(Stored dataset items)

------------------------------------------------------------------------

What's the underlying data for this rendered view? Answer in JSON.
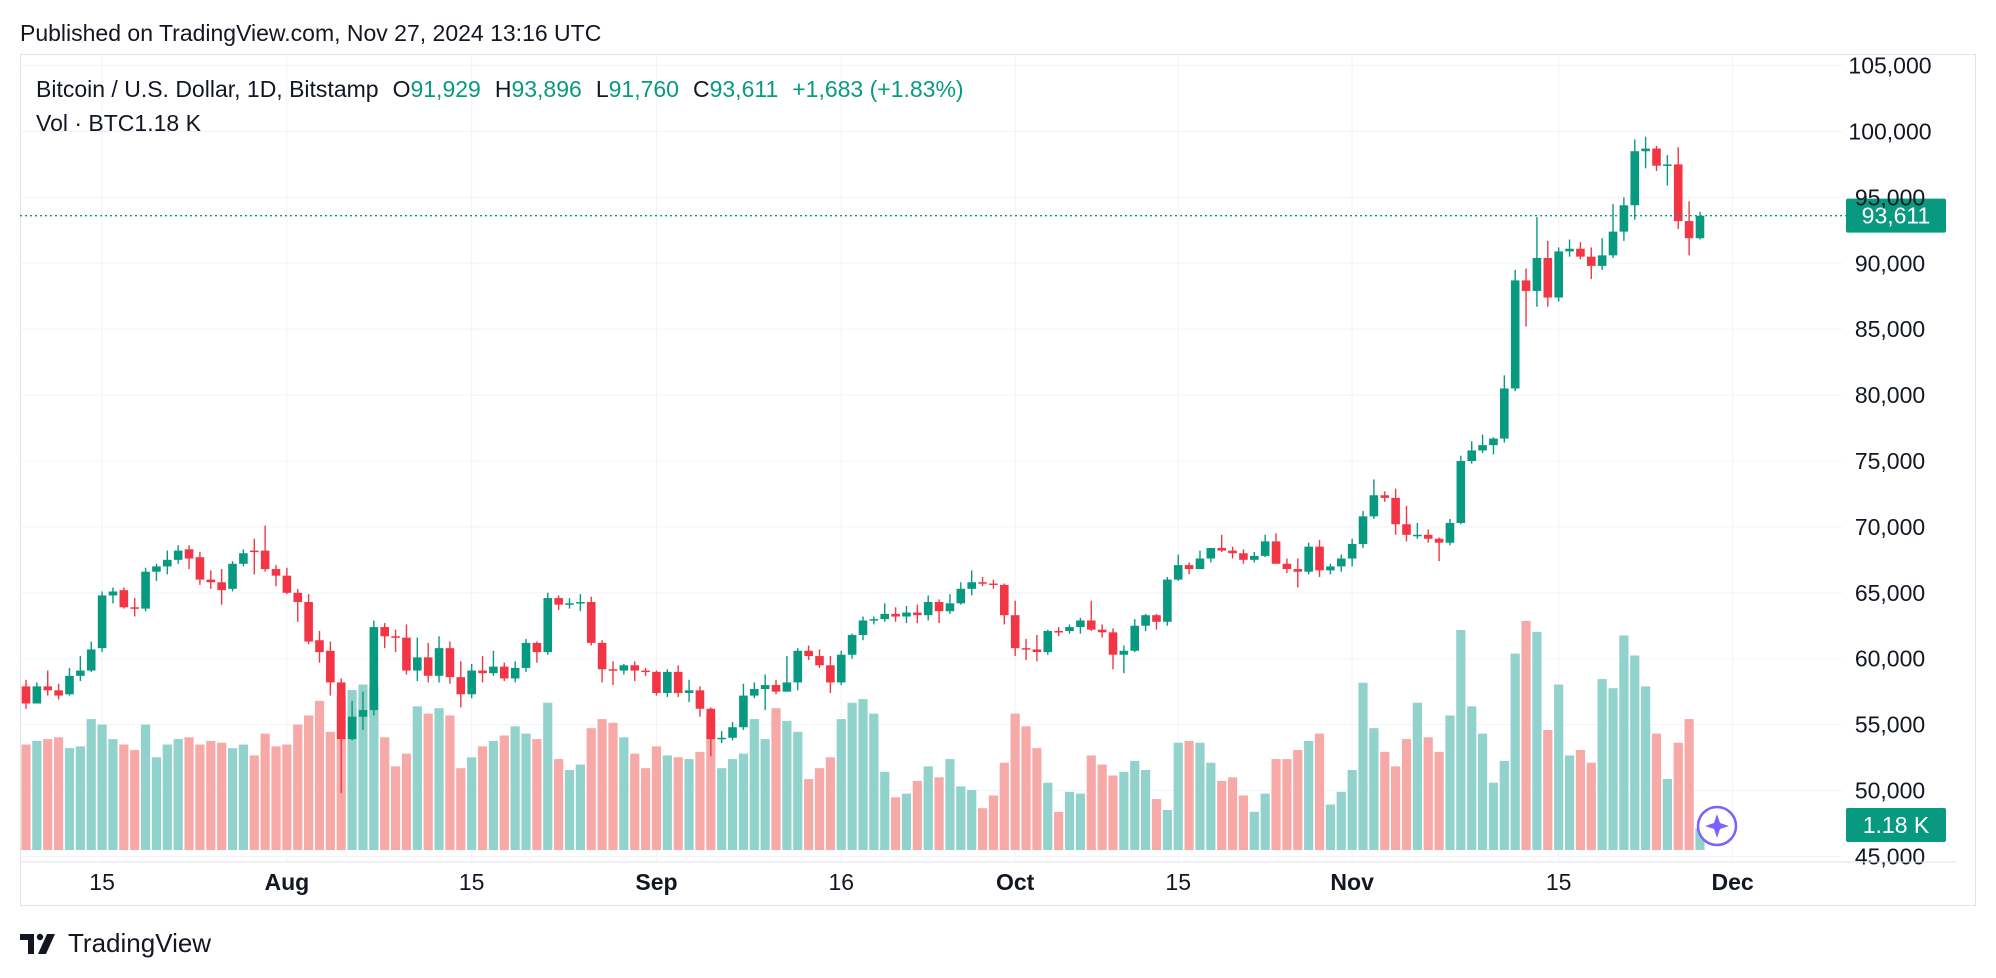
{
  "header": {
    "published_text": "Published on TradingView.com, Nov 27, 2024 13:16 UTC"
  },
  "legend": {
    "symbol": "Bitcoin / U.S. Dollar, 1D, Bitstamp",
    "open_label": "O",
    "open_value": "91,929",
    "high_label": "H",
    "high_value": "93,896",
    "low_label": "L",
    "low_value": "91,760",
    "close_label": "C",
    "close_value": "93,611",
    "change": "+1,683 (+1.83%)",
    "volume_label": "Vol · BTC",
    "volume_value": "1.18 K"
  },
  "colors": {
    "up": "#089981",
    "down": "#f23645",
    "up_vol": "#92d2cc",
    "down_vol": "#f7a9a7",
    "grid": "#f0f3fa",
    "axis_text": "#131722",
    "ai_icon": "#7b61ff"
  },
  "icons": {
    "brand_logo": "tradingview-logo-icon",
    "assistant": "sparkle-icon"
  },
  "brand": {
    "name": "TradingView"
  },
  "chart_data": {
    "type": "candlestick",
    "title": "Bitcoin / U.S. Dollar, 1D, Bitstamp",
    "price_axis": {
      "ticks": [
        "105,000",
        "100,000",
        "95,000",
        "90,000",
        "85,000",
        "80,000",
        "75,000",
        "70,000",
        "65,000",
        "60,000",
        "55,000",
        "50,000",
        "45,000"
      ],
      "range": [
        44500,
        105800
      ]
    },
    "time_axis": {
      "ticks": [
        {
          "label": "15",
          "index": 7
        },
        {
          "label": "Aug",
          "index": 24
        },
        {
          "label": "15",
          "index": 41
        },
        {
          "label": "Sep",
          "index": 58
        },
        {
          "label": "16",
          "index": 75
        },
        {
          "label": "Oct",
          "index": 91
        },
        {
          "label": "15",
          "index": 106
        },
        {
          "label": "Nov",
          "index": 122
        },
        {
          "label": "15",
          "index": 141
        },
        {
          "label": "Dec",
          "index": 157
        }
      ]
    },
    "last_price": {
      "label": "93,611",
      "value": 93611
    },
    "last_volume": {
      "label": "1.18 K",
      "value": 1.18
    },
    "volume_max": 11,
    "candles": [
      [
        57900,
        58400,
        56200,
        56600,
        5.8
      ],
      [
        56600,
        58200,
        56600,
        57900,
        6.0
      ],
      [
        57900,
        59100,
        57200,
        57600,
        6.1
      ],
      [
        57600,
        58100,
        56900,
        57200,
        6.2
      ],
      [
        57300,
        59300,
        57200,
        58700,
        5.6
      ],
      [
        58700,
        60200,
        58300,
        59100,
        5.7
      ],
      [
        59100,
        61300,
        59000,
        60700,
        7.2
      ],
      [
        60800,
        65100,
        60500,
        64800,
        6.9
      ],
      [
        64800,
        65400,
        64200,
        65100,
        6.1
      ],
      [
        65200,
        65400,
        63800,
        63900,
        5.8
      ],
      [
        63900,
        64600,
        63200,
        63800,
        5.5
      ],
      [
        63800,
        66900,
        63600,
        66600,
        6.9
      ],
      [
        66600,
        67200,
        65900,
        67000,
        5.1
      ],
      [
        67000,
        68200,
        66400,
        67500,
        5.8
      ],
      [
        67500,
        68600,
        67200,
        68200,
        6.1
      ],
      [
        68300,
        68600,
        66800,
        67600,
        6.2
      ],
      [
        67700,
        68100,
        65600,
        66000,
        5.8
      ],
      [
        66000,
        66700,
        65300,
        65800,
        6.0
      ],
      [
        65800,
        66800,
        64100,
        65200,
        5.9
      ],
      [
        65300,
        67400,
        65100,
        67200,
        5.6
      ],
      [
        67200,
        68300,
        67000,
        68000,
        5.8
      ],
      [
        68200,
        69100,
        66400,
        68100,
        5.2
      ],
      [
        68200,
        70100,
        66600,
        66800,
        6.4
      ],
      [
        66800,
        67100,
        65500,
        66300,
        5.7
      ],
      [
        66300,
        66900,
        64900,
        65000,
        5.8
      ],
      [
        65000,
        65300,
        62800,
        64300,
        6.9
      ],
      [
        64300,
        64900,
        61100,
        61300,
        7.4
      ],
      [
        61400,
        62100,
        59700,
        60500,
        8.2
      ],
      [
        60600,
        61300,
        57200,
        58200,
        6.5
      ],
      [
        58200,
        58500,
        49800,
        53900,
        8.5
      ],
      [
        53900,
        56800,
        53800,
        55600,
        8.8
      ],
      [
        55600,
        57500,
        54600,
        56100,
        9.1
      ],
      [
        56100,
        62900,
        55700,
        62400,
        9.0
      ],
      [
        62400,
        62700,
        60800,
        61700,
        6.2
      ],
      [
        61700,
        62200,
        60500,
        61600,
        4.6
      ],
      [
        61600,
        62600,
        58800,
        59100,
        5.3
      ],
      [
        59100,
        61600,
        58300,
        60100,
        7.9
      ],
      [
        60100,
        61200,
        58200,
        58700,
        7.5
      ],
      [
        58700,
        61700,
        58200,
        60800,
        7.8
      ],
      [
        60800,
        61300,
        58100,
        58600,
        7.4
      ],
      [
        58600,
        59800,
        56300,
        57300,
        4.5
      ],
      [
        57300,
        59600,
        57000,
        59100,
        5.1
      ],
      [
        59100,
        60200,
        58200,
        58900,
        5.7
      ],
      [
        58900,
        60600,
        58700,
        59400,
        6.0
      ],
      [
        59400,
        59700,
        58300,
        58500,
        6.3
      ],
      [
        58500,
        59800,
        58200,
        59300,
        6.8
      ],
      [
        59300,
        61500,
        59000,
        61200,
        6.4
      ],
      [
        61200,
        61300,
        59700,
        60500,
        6.1
      ],
      [
        60500,
        65000,
        60300,
        64600,
        8.1
      ],
      [
        64600,
        64800,
        63700,
        64100,
        5.0
      ],
      [
        64100,
        64600,
        63800,
        64200,
        4.4
      ],
      [
        64200,
        64900,
        63600,
        64300,
        4.7
      ],
      [
        64300,
        64700,
        61000,
        61200,
        6.7
      ],
      [
        61200,
        61400,
        58200,
        59200,
        7.2
      ],
      [
        59200,
        59800,
        58000,
        59100,
        7.0
      ],
      [
        59100,
        59600,
        58800,
        59500,
        6.2
      ],
      [
        59500,
        59800,
        58300,
        59100,
        5.3
      ],
      [
        59100,
        59300,
        58700,
        59000,
        4.5
      ],
      [
        59000,
        59100,
        57200,
        57400,
        5.7
      ],
      [
        57400,
        59200,
        57100,
        59000,
        5.2
      ],
      [
        59000,
        59500,
        57100,
        57400,
        5.1
      ],
      [
        57400,
        58400,
        56700,
        57600,
        5.0
      ],
      [
        57600,
        57900,
        55600,
        56200,
        5.4
      ],
      [
        56200,
        56300,
        52600,
        53900,
        7.5
      ],
      [
        53900,
        54500,
        53600,
        54000,
        4.5
      ],
      [
        54000,
        55200,
        53800,
        54800,
        5.0
      ],
      [
        54800,
        58100,
        54600,
        57200,
        5.3
      ],
      [
        57200,
        58200,
        57000,
        57700,
        7.2
      ],
      [
        57700,
        58800,
        56100,
        58000,
        6.1
      ],
      [
        58000,
        58400,
        57300,
        57500,
        7.8
      ],
      [
        57500,
        60200,
        57500,
        58200,
        7.1
      ],
      [
        58200,
        60800,
        57600,
        60600,
        6.5
      ],
      [
        60600,
        61000,
        59900,
        60200,
        3.9
      ],
      [
        60200,
        60700,
        59300,
        59500,
        4.5
      ],
      [
        59500,
        60200,
        57400,
        58200,
        5.1
      ],
      [
        58200,
        60600,
        58000,
        60300,
        7.2
      ],
      [
        60300,
        61900,
        60000,
        61800,
        8.1
      ],
      [
        61800,
        63200,
        61400,
        62900,
        8.3
      ],
      [
        62900,
        63200,
        62600,
        63000,
        7.5
      ],
      [
        63000,
        64200,
        62800,
        63400,
        4.3
      ],
      [
        63400,
        63900,
        62800,
        63200,
        2.9
      ],
      [
        63200,
        64000,
        62700,
        63500,
        3.1
      ],
      [
        63500,
        64100,
        62700,
        63300,
        3.8
      ],
      [
        63300,
        64800,
        62900,
        64300,
        4.6
      ],
      [
        64300,
        64500,
        62700,
        63600,
        4.0
      ],
      [
        63600,
        64900,
        63400,
        64200,
        5.0
      ],
      [
        64200,
        65800,
        64100,
        65300,
        3.5
      ],
      [
        65300,
        66700,
        64800,
        65800,
        3.3
      ],
      [
        65800,
        66200,
        65500,
        65700,
        2.3
      ],
      [
        65700,
        66000,
        65300,
        65600,
        3.0
      ],
      [
        65600,
        65700,
        62600,
        63300,
        4.8
      ],
      [
        63300,
        64400,
        60200,
        60800,
        7.5
      ],
      [
        60800,
        61500,
        59900,
        60700,
        6.8
      ],
      [
        60700,
        61800,
        59800,
        60500,
        5.6
      ],
      [
        60500,
        62200,
        60300,
        62100,
        3.7
      ],
      [
        62100,
        62400,
        61700,
        62000,
        2.1
      ],
      [
        62100,
        62600,
        61900,
        62400,
        3.2
      ],
      [
        62400,
        63100,
        61900,
        62900,
        3.1
      ],
      [
        62900,
        64400,
        62100,
        62200,
        5.2
      ],
      [
        62200,
        62600,
        61600,
        62000,
        4.7
      ],
      [
        62000,
        62300,
        59200,
        60300,
        4.1
      ],
      [
        60300,
        61000,
        58900,
        60600,
        4.3
      ],
      [
        60600,
        63000,
        60500,
        62500,
        4.9
      ],
      [
        62500,
        63400,
        62100,
        63300,
        4.4
      ],
      [
        63300,
        63400,
        62200,
        62800,
        2.8
      ],
      [
        62800,
        66200,
        62500,
        66000,
        2.2
      ],
      [
        66000,
        67900,
        65900,
        67100,
        5.9
      ],
      [
        67100,
        67300,
        66400,
        66800,
        6.0
      ],
      [
        66800,
        68200,
        66800,
        67600,
        5.9
      ],
      [
        67600,
        68400,
        67300,
        68400,
        4.8
      ],
      [
        68400,
        69400,
        68100,
        68200,
        3.8
      ],
      [
        68200,
        68500,
        67600,
        68000,
        4.0
      ],
      [
        68000,
        68300,
        67200,
        67500,
        3.0
      ],
      [
        67500,
        68100,
        67300,
        67800,
        2.1
      ],
      [
        67800,
        69400,
        67700,
        68900,
        3.1
      ],
      [
        68900,
        69500,
        67300,
        67200,
        5.0
      ],
      [
        67200,
        67600,
        66500,
        66800,
        5.0
      ],
      [
        66800,
        67600,
        65400,
        66600,
        5.5
      ],
      [
        66600,
        68800,
        66400,
        68500,
        6.0
      ],
      [
        68500,
        69000,
        66200,
        66700,
        6.4
      ],
      [
        66700,
        67200,
        66400,
        67000,
        2.5
      ],
      [
        67000,
        67900,
        66600,
        67600,
        3.2
      ],
      [
        67600,
        69100,
        67000,
        68700,
        4.4
      ],
      [
        68700,
        71200,
        68400,
        70800,
        9.2
      ],
      [
        70800,
        73600,
        70600,
        72400,
        6.7
      ],
      [
        72400,
        72700,
        71900,
        72200,
        5.4
      ],
      [
        72200,
        72900,
        69400,
        70200,
        4.6
      ],
      [
        70200,
        71600,
        68900,
        69400,
        6.1
      ],
      [
        69400,
        70300,
        69100,
        69400,
        8.1
      ],
      [
        69400,
        69800,
        68800,
        69100,
        6.2
      ],
      [
        69100,
        69200,
        67400,
        68800,
        5.4
      ],
      [
        68800,
        70600,
        68600,
        70300,
        7.4
      ],
      [
        70300,
        75400,
        70200,
        75000,
        12.1
      ],
      [
        75000,
        76500,
        74800,
        75800,
        7.9
      ],
      [
        75800,
        77000,
        75600,
        76200,
        6.4
      ],
      [
        76200,
        76800,
        75500,
        76700,
        3.7
      ],
      [
        76700,
        81500,
        76400,
        80500,
        4.9
      ],
      [
        80500,
        89500,
        80300,
        88700,
        10.8
      ],
      [
        88700,
        89600,
        85200,
        87900,
        12.6
      ],
      [
        87900,
        93500,
        86700,
        90400,
        12.0
      ],
      [
        90400,
        91700,
        86700,
        87400,
        6.6
      ],
      [
        87400,
        91200,
        87100,
        90900,
        9.1
      ],
      [
        90900,
        91800,
        90500,
        91100,
        5.2
      ],
      [
        91100,
        91600,
        90300,
        90500,
        5.5
      ],
      [
        90500,
        91200,
        88800,
        89800,
        4.8
      ],
      [
        89800,
        91900,
        89500,
        90600,
        9.4
      ],
      [
        90600,
        94500,
        90400,
        92400,
        8.9
      ],
      [
        92400,
        95000,
        91700,
        94400,
        11.8
      ],
      [
        94400,
        99400,
        93300,
        98500,
        10.7
      ],
      [
        98500,
        99600,
        97200,
        98700,
        9.0
      ],
      [
        98700,
        98900,
        97000,
        97400,
        6.4
      ],
      [
        97400,
        98200,
        95900,
        97500,
        3.9
      ],
      [
        97500,
        98800,
        92600,
        93200,
        5.9
      ],
      [
        93200,
        94700,
        90600,
        91900,
        7.2
      ],
      [
        91900,
        93900,
        91800,
        93600,
        1.2
      ]
    ]
  }
}
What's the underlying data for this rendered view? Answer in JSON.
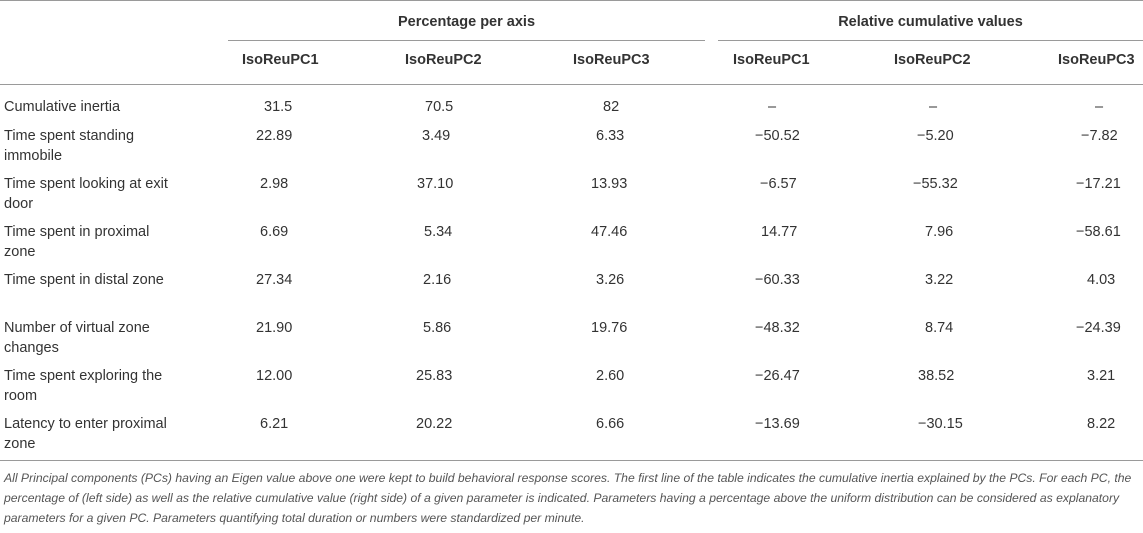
{
  "table": {
    "group_headers": [
      "Percentage per axis",
      "Relative cumulative values"
    ],
    "column_headers": [
      "IsoReuPC1",
      "IsoReuPC2",
      "IsoReuPC3",
      "IsoReuPC1",
      "IsoReuPC2",
      "IsoReuPC3"
    ],
    "rows": [
      {
        "label": "Cumulative inertia",
        "values": [
          "31.5",
          "70.5",
          "82",
          "–",
          "–",
          "–"
        ]
      },
      {
        "label": "Time spent standing immobile",
        "values": [
          "22.89",
          "3.49",
          "6.33",
          "−50.52",
          "−5.20",
          "−7.82"
        ]
      },
      {
        "label": "Time spent looking at exit door",
        "values": [
          "2.98",
          "37.10",
          "13.93",
          "−6.57",
          "−55.32",
          "−17.21"
        ]
      },
      {
        "label": "Time spent in proximal zone",
        "values": [
          "6.69",
          "5.34",
          "47.46",
          "14.77",
          "7.96",
          "−58.61"
        ]
      },
      {
        "label": "Time spent in distal zone",
        "values": [
          "27.34",
          "2.16",
          "3.26",
          "−60.33",
          "3.22",
          "4.03"
        ]
      },
      {
        "label": "Number of virtual zone changes",
        "values": [
          "21.90",
          "5.86",
          "19.76",
          "−48.32",
          "8.74",
          "−24.39"
        ]
      },
      {
        "label": "Time spent exploring the room",
        "values": [
          "12.00",
          "25.83",
          "2.60",
          "−26.47",
          "38.52",
          "3.21"
        ]
      },
      {
        "label": "Latency to enter proximal zone",
        "values": [
          "6.21",
          "20.22",
          "6.66",
          "−13.69",
          "−30.15",
          "8.22"
        ]
      }
    ]
  },
  "footnote": "All Principal components (PCs) having an Eigen value above one were kept to build behavioral response scores. The first line of the table indicates the cumulative inertia explained by the PCs. For each PC, the percentage of (left side) as well as the relative cumulative value (right side) of a given parameter is indicated. Parameters having a percentage above the uniform distribution can be considered as explanatory parameters for a given PC. Parameters quantifying total duration or numbers were standardized per minute."
}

------------------------------------------------------------------------

* [TO BE DONE]: Show the lines where the word "Bitstamp" appears in the entries.

* [EXERCISE ANSWER]:
    "symbol": "Bitcoin / U.S. Dollar, 1D, Bitstamp",
    "title": "Bitcoin / U.S. Dollar, 1D, Bitstamp",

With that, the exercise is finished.